**WORK INSTRUCTIONS**
Look through the data for the string "type". Copy every line where it is found.

++++++++++

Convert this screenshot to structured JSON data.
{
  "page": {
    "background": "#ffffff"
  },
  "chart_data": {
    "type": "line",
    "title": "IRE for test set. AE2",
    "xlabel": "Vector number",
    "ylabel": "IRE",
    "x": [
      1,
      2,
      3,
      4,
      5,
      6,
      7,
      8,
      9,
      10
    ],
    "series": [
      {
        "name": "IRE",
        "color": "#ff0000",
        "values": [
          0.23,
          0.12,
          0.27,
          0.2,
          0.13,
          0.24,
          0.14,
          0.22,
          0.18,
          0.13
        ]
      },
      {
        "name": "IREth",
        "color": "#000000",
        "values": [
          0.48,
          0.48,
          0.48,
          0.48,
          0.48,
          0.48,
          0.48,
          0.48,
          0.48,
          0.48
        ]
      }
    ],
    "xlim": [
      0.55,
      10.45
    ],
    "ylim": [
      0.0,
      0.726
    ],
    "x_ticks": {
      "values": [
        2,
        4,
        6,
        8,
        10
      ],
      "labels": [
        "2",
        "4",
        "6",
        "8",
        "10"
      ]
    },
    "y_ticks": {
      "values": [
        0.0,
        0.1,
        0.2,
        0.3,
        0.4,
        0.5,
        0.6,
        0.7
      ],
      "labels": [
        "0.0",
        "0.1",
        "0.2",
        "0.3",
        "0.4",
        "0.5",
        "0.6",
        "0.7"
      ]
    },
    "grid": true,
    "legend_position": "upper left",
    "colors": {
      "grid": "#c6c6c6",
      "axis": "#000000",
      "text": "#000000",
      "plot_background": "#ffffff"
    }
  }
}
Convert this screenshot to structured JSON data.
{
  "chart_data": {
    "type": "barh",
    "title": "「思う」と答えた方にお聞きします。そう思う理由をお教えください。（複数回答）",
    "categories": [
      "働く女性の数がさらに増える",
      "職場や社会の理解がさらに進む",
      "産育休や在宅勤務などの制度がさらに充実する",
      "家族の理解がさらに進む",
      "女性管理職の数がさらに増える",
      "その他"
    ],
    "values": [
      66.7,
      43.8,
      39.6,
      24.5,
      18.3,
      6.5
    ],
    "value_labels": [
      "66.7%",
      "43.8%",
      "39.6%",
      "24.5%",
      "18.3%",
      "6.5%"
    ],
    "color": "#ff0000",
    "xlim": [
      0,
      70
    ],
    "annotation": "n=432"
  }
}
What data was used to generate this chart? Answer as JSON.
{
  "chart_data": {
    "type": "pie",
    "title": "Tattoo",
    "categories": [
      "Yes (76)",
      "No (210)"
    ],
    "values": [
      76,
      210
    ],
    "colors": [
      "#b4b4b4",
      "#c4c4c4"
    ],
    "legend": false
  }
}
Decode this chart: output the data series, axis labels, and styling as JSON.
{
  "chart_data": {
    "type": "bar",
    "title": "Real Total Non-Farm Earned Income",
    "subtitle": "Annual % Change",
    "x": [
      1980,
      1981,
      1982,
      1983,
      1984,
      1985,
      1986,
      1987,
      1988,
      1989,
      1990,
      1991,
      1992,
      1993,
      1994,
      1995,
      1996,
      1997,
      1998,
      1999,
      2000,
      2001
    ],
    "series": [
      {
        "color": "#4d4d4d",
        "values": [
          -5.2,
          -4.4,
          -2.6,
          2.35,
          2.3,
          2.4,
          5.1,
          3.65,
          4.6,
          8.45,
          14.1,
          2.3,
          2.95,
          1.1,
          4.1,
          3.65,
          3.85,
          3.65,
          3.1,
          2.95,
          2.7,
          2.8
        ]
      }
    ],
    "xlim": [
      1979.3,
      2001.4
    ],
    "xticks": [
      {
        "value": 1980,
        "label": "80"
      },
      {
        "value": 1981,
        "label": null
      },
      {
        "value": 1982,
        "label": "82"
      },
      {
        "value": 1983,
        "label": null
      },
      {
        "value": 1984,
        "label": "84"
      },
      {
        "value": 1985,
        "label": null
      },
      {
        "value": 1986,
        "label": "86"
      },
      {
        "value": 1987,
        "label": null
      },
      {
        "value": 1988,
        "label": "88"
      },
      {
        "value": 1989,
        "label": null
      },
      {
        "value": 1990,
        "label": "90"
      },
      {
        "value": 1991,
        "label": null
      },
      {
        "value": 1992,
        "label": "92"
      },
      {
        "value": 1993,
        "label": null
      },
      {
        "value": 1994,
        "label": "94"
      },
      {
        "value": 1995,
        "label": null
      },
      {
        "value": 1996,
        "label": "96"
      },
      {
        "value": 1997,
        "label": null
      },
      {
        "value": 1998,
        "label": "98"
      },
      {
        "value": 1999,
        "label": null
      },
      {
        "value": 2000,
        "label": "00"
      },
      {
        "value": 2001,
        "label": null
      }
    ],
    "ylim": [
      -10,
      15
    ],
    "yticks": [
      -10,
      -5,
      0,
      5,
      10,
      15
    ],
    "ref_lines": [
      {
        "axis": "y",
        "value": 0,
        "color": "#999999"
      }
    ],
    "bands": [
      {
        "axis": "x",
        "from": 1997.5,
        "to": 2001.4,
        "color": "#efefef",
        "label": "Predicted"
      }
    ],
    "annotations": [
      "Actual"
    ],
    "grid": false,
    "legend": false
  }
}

++++++++++

**TASK RESPONSE**
    "type": "line",
    "type": "barh",
    "type": "pie",
    "type": "bar",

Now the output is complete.